_Challenge_. Copy out, from the entries below, each line holding the string "text".

### Material provided

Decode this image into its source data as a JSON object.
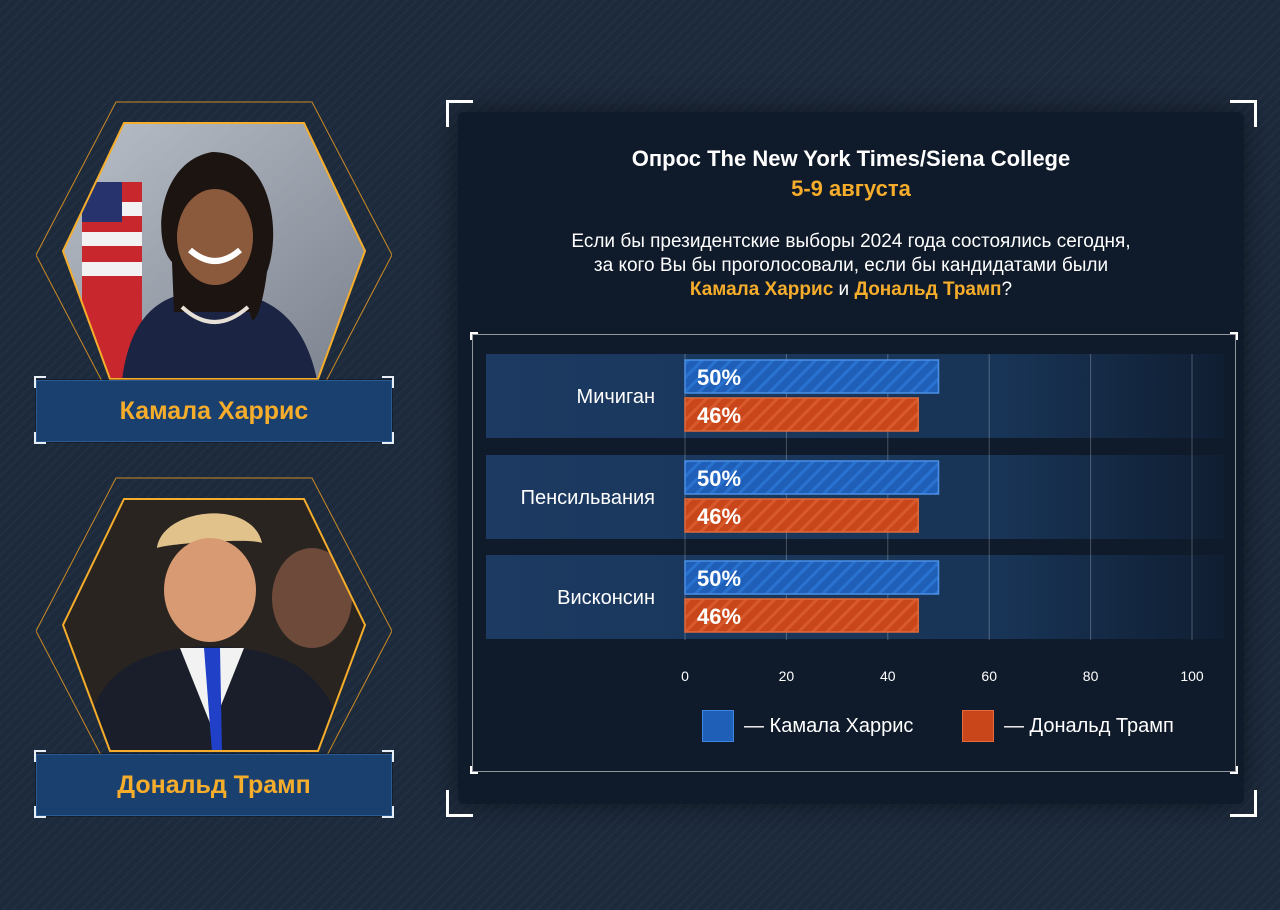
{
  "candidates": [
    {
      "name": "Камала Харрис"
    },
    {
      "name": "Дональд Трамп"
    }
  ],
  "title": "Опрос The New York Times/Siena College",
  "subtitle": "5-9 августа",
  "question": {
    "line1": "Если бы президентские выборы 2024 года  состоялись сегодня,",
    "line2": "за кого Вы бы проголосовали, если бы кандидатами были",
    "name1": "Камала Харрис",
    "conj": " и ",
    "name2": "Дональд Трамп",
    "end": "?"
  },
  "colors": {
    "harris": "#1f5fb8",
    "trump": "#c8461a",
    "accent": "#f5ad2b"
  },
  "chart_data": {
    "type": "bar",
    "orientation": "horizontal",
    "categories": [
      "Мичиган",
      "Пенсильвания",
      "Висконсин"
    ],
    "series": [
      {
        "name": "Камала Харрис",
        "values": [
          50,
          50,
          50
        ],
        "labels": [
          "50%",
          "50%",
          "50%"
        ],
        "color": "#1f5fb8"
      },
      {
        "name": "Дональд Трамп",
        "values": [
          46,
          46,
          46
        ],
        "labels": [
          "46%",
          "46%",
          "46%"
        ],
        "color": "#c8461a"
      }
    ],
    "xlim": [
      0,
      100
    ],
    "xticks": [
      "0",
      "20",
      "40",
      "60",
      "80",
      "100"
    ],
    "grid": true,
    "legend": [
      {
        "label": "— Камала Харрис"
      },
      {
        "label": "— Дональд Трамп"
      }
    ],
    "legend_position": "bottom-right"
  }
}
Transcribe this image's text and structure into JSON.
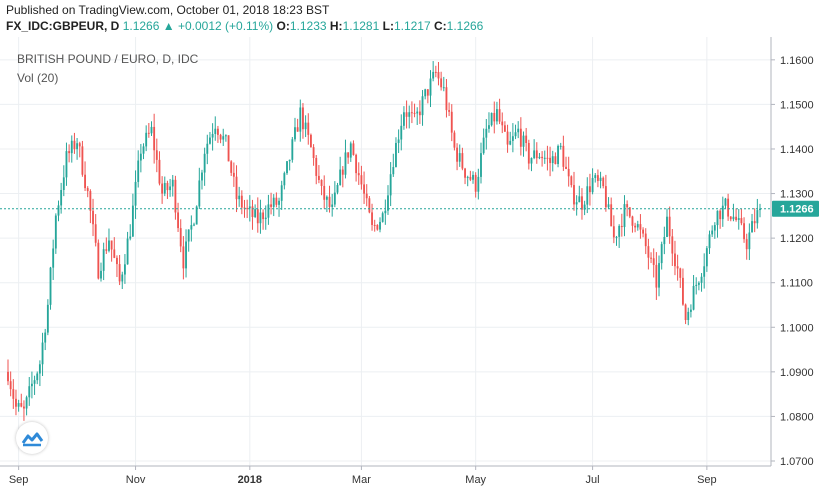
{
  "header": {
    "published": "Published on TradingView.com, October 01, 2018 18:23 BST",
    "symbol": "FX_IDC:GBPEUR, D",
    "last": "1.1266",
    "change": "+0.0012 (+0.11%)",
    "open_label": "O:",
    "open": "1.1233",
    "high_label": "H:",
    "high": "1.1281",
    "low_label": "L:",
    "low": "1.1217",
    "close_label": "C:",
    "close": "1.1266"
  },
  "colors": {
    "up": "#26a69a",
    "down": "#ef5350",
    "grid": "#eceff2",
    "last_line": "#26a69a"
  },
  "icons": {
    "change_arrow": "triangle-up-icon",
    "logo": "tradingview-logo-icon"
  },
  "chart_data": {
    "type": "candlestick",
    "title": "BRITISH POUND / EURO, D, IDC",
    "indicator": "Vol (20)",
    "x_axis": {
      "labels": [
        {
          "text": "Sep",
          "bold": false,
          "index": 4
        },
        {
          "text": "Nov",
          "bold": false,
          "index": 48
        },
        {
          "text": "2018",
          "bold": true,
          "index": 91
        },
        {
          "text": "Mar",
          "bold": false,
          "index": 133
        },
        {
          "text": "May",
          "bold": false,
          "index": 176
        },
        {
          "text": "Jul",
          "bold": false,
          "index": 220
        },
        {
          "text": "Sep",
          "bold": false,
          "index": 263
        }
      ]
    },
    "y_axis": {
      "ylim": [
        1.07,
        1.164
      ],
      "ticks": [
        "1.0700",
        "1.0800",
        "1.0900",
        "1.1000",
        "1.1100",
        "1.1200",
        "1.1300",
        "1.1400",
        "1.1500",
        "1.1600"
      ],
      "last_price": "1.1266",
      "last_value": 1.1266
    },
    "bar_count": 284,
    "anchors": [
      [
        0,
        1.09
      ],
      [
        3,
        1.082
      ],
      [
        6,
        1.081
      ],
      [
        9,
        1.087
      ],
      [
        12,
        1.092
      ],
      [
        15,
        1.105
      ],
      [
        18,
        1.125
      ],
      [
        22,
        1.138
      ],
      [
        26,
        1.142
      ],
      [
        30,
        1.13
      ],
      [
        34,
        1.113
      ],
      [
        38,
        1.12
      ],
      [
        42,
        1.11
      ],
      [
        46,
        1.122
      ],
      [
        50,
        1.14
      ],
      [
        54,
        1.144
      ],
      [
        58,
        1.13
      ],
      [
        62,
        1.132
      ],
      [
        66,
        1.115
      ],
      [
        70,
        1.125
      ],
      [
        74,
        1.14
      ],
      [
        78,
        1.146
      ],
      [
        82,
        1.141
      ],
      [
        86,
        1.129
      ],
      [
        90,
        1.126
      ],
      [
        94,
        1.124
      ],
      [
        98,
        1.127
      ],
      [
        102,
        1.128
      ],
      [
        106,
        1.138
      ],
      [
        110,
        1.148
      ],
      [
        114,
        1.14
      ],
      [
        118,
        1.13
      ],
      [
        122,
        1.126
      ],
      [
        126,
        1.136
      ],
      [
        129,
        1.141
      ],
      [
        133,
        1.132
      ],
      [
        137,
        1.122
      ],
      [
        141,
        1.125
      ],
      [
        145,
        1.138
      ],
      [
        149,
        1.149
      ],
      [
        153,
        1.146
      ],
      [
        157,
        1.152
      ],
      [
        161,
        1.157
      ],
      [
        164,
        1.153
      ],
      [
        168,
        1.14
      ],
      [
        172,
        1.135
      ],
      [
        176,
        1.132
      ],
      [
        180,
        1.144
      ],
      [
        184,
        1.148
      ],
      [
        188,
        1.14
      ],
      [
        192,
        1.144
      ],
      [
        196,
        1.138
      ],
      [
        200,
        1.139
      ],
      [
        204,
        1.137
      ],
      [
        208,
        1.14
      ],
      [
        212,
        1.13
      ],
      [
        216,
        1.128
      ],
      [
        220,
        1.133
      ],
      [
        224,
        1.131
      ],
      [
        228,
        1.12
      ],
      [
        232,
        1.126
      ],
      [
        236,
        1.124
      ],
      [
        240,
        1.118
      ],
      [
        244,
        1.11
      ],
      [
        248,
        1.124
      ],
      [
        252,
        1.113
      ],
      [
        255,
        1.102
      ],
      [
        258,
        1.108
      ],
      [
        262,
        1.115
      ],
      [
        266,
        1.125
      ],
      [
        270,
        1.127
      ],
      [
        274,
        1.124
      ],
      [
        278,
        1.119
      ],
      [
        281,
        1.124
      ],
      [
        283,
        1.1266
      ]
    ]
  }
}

######
### Material provided

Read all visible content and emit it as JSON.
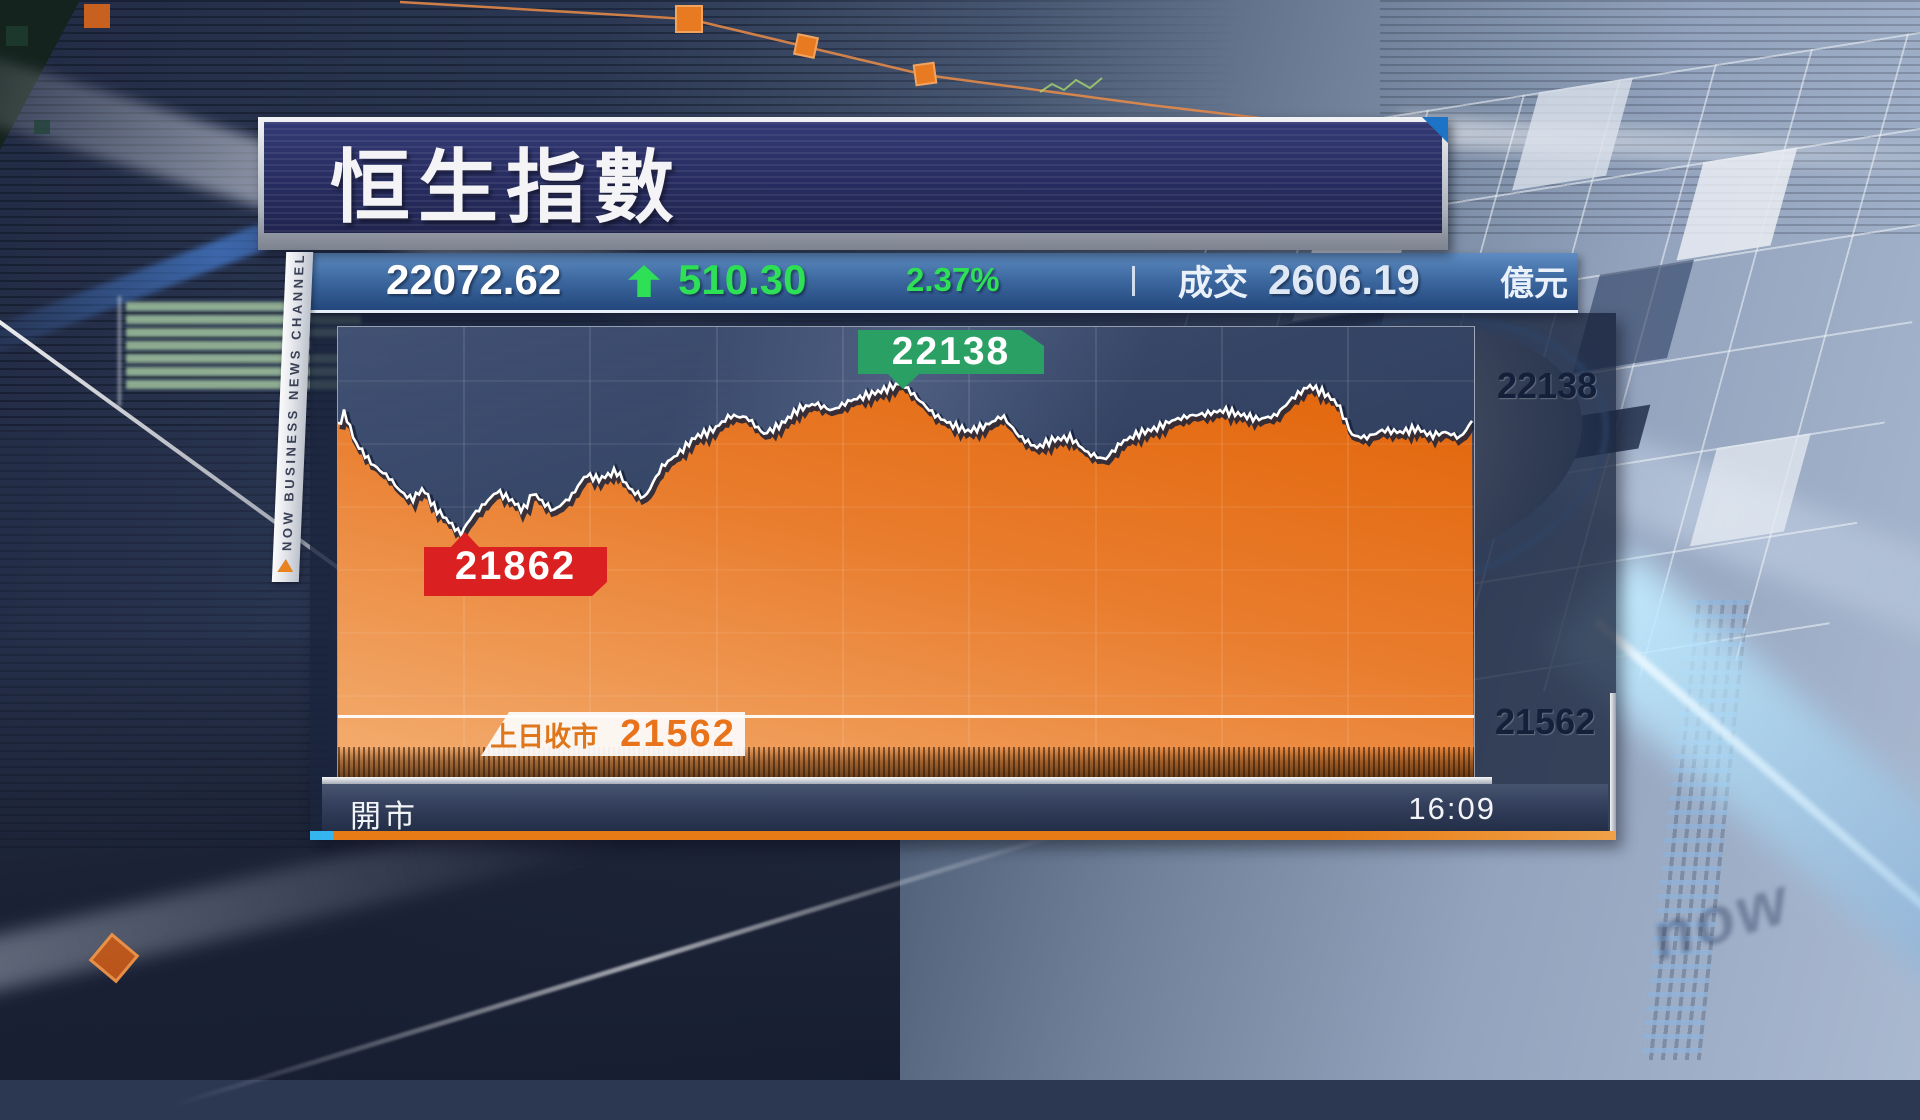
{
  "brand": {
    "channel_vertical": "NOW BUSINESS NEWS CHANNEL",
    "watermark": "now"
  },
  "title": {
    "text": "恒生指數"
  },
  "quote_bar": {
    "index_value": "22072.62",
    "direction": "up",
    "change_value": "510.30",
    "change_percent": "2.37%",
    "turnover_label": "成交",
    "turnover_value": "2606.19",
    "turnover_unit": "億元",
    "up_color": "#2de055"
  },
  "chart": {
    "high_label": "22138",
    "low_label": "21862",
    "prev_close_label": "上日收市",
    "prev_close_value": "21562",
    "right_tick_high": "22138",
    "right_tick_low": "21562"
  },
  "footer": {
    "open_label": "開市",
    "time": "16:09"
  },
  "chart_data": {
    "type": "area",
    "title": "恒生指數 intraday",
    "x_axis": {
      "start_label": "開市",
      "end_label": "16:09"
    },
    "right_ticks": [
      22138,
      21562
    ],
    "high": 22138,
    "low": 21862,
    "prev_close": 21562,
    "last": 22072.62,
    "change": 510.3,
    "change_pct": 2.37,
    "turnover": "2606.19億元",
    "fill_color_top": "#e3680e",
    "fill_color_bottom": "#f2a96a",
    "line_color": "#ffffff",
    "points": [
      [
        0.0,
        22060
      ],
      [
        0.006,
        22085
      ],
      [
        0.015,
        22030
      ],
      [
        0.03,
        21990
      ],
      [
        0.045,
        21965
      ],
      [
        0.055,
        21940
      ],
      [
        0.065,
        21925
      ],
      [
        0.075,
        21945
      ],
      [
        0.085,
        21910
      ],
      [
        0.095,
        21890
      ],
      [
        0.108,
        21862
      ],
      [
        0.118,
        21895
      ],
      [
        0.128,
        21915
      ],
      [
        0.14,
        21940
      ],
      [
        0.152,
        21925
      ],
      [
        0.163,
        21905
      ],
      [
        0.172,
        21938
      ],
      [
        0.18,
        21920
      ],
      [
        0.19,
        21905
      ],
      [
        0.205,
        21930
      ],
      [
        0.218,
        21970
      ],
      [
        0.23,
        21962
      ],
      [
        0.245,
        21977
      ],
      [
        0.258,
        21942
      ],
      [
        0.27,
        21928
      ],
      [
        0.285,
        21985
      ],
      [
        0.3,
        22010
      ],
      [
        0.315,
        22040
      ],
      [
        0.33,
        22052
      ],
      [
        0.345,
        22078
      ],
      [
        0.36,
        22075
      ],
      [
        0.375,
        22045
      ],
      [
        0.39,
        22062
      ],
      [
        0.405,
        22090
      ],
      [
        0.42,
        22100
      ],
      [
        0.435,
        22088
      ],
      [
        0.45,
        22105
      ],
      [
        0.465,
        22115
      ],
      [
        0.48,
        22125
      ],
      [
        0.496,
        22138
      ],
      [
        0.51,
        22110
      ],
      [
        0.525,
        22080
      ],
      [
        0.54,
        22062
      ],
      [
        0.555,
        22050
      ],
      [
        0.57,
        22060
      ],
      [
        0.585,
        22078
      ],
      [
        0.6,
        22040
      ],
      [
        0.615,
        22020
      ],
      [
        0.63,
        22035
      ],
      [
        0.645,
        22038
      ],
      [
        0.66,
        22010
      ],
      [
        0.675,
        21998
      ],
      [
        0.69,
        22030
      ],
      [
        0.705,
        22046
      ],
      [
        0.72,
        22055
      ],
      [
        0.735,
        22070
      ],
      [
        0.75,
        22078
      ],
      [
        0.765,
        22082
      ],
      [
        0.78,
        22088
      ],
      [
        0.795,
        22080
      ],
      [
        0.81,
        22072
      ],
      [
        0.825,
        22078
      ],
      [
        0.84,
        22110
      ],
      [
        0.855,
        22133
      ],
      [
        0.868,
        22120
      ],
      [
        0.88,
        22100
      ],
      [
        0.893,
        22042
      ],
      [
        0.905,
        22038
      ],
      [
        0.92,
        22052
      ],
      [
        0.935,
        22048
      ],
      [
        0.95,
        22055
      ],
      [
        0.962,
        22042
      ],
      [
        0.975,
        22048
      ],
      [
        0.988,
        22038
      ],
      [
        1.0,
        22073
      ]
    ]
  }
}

######

_Correct response_.
Transcribe this image's text and structure into JSON.
          "text": "Sep",
          "text": "Nov",
          "text": "2018",
          "text": "Mar",
          "text": "May",
          "text": "Jul",
          "text": "Sep",
    "text": "恒生指數"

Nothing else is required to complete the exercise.